● **Direction**: Reproduce all the entries precisely.

● **Material to process**:
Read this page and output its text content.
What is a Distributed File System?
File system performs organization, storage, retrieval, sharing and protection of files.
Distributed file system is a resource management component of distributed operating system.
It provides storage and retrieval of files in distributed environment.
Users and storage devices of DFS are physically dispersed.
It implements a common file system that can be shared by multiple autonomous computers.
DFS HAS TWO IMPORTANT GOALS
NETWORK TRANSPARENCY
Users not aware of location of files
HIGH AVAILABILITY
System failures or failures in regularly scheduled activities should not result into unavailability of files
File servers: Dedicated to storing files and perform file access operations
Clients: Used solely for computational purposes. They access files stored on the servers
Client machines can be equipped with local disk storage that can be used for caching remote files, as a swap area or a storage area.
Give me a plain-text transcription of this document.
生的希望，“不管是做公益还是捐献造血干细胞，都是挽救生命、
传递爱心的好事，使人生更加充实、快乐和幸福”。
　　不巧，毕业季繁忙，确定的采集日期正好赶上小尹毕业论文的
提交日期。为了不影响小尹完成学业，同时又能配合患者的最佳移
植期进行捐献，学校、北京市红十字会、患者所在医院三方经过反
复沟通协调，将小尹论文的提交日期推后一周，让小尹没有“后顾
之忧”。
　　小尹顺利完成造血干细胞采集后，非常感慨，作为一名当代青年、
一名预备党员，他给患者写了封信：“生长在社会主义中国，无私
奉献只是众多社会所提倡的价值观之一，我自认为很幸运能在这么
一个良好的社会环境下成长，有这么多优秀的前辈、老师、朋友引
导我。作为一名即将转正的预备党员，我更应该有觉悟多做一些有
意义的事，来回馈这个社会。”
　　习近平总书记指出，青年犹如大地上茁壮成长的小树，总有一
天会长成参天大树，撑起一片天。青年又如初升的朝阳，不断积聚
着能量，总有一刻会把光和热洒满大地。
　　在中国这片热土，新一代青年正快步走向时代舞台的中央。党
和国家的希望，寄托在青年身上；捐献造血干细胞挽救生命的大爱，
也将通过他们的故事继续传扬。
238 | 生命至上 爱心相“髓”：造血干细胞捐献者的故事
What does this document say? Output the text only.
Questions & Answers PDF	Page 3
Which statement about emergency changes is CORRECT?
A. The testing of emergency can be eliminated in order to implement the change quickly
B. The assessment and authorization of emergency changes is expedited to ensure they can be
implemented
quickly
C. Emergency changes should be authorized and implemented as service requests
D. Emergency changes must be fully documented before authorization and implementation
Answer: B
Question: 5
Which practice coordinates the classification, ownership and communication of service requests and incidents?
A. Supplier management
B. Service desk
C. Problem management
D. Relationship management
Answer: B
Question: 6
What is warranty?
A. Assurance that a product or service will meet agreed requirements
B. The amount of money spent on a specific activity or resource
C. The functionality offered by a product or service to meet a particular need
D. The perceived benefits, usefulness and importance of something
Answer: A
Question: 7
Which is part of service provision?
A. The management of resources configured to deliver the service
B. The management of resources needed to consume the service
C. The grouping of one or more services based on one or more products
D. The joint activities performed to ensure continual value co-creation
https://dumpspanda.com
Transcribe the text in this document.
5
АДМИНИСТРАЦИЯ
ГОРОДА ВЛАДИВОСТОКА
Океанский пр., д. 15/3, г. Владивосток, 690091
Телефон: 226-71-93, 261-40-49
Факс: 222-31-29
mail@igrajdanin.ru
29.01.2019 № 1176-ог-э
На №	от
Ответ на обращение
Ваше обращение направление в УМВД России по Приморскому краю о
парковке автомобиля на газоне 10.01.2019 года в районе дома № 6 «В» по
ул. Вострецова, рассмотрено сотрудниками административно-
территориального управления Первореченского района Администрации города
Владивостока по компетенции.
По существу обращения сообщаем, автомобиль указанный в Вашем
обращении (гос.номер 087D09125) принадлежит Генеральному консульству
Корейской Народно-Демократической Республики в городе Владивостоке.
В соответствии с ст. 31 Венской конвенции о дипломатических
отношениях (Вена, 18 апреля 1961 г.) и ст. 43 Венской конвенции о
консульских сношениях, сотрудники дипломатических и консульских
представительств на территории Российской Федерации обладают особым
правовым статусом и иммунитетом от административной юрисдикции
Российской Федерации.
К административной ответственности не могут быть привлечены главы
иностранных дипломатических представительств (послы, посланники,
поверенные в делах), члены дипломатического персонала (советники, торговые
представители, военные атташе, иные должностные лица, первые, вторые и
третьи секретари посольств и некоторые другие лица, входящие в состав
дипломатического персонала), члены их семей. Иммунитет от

● **Task output**:
Read this page and output its text content.
What is a Distributed File System?
File system performs organization, storage, retrieval, sharing and protection of files.
Distributed file system is a resource management component of distributed operating system.
It provides storage and retrieval of files in distributed environment.
Users and storage devices of DFS are physically dispersed.
It implements a common file system that can be shared by multiple autonomous computers.
DFS HAS TWO IMPORTANT GOALS
NETWORK TRANSPARENCY
Users not aware of location of files
HIGH AVAILABILITY
System failures or failures in regularly scheduled activities should not result into unavailability of files
File servers: Dedicated to storing files and perform file access operations
Clients: Used solely for computational purposes. They access files stored on the servers
Client machines can be equipped with local disk storage that can be used for caching remote files, as a swap area or a storage area.
Give me a plain-text transcription of this document.
生的希望，“不管是做公益还是捐献造血干细胞，都是挽救生命、
传递爱心的好事，使人生更加充实、快乐和幸福”。
　　不巧，毕业季繁忙，确定的采集日期正好赶上小尹毕业论文的
提交日期。为了不影响小尹完成学业，同时又能配合患者的最佳移
植期进行捐献，学校、北京市红十字会、患者所在医院三方经过反
复沟通协调，将小尹论文的提交日期推后一周，让小尹没有“后顾
之忧”。
　　小尹顺利完成造血干细胞采集后，非常感慨，作为一名当代青年、
一名预备党员，他给患者写了封信：“生长在社会主义中国，无私
奉献只是众多社会所提倡的价值观之一，我自认为很幸运能在这么
一个良好的社会环境下成长，有这么多优秀的前辈、老师、朋友引
导我。作为一名即将转正的预备党员，我更应该有觉悟多做一些有
意义的事，来回馈这个社会。”
　　习近平总书记指出，青年犹如大地上茁壮成长的小树，总有一
天会长成参天大树，撑起一片天。青年又如初升的朝阳，不断积聚
着能量，总有一刻会把光和热洒满大地。
　　在中国这片热土，新一代青年正快步走向时代舞台的中央。党
和国家的希望，寄托在青年身上；捐献造血干细胞挽救生命的大爱，
也将通过他们的故事继续传扬。
238 | 生命至上 爱心相“髓”：造血干细胞捐献者的故事
What does this document say? Output the text only.
Questions & Answers PDF	Page 3
Which statement about emergency changes is CORRECT?
A. The testing of emergency can be eliminated in order to implement the change quickly
B. The assessment and authorization of emergency changes is expedited to ensure they can be
implemented
quickly
C. Emergency changes should be authorized and implemented as service requests
D. Emergency changes must be fully documented before authorization and implementation
Answer: B
Question: 5
Which practice coordinates the classification, ownership and communication of service requests and incidents?
A. Supplier management
B. Service desk
C. Problem management
D. Relationship management
Answer: B
Question: 6
What is warranty?
A. Assurance that a product or service will meet agreed requirements
B. The amount of money spent on a specific activity or resource
C. The functionality offered by a product or service to meet a particular need
D. The perceived benefits, usefulness and importance of something
Answer: A
Question: 7
Which is part of service provision?
A. The management of resources configured to deliver the service
B. The management of resources needed to consume the service
C. The grouping of one or more services based on one or more products
D. The joint activities performed to ensure continual value co-creation
https://dumpspanda.com
Transcribe the text in this document.
5
АДМИНИСТРАЦИЯ
ГОРОДА ВЛАДИВОСТОКА
Океанский пр., д. 15/3, г. Владивосток, 690091
Телефон: 226-71-93, 261-40-49
Факс: 222-31-29
mail@igrajdanin.ru
29.01.2019 № 1176-ог-э
На №	от
Ответ на обращение
Ваше обращение направление в УМВД России по Приморскому краю о
парковке автомобиля на газоне 10.01.2019 года в районе дома № 6 «В» по
ул. Вострецова, рассмотрено сотрудниками административно-
территориального управления Первореченского района Администрации города
Владивостока по компетенции.
По существу обращения сообщаем, автомобиль указанный в Вашем
обращении (гос.номер 087D09125) принадлежит Генеральному консульству
Корейской Народно-Демократической Республики в городе Владивостоке.
В соответствии с ст. 31 Венской конвенции о дипломатических
отношениях (Вена, 18 апреля 1961 г.) и ст. 43 Венской конвенции о
консульских сношениях, сотрудники дипломатических и консульских
представительств на территории Российской Федерации обладают особым
правовым статусом и иммунитетом от административной юрисдикции
Российской Федерации.
К административной ответственности не могут быть привлечены главы
иностранных дипломатических представительств (послы, посланники,
поверенные в делах), члены дипломатического персонала (советники, торговые
представители, военные атташе, иные должностные лица, первые, вторые и
третьи секретари посольств и некоторые другие лица, входящие в состав
дипломатического персонала), члены их семей. Иммунитет от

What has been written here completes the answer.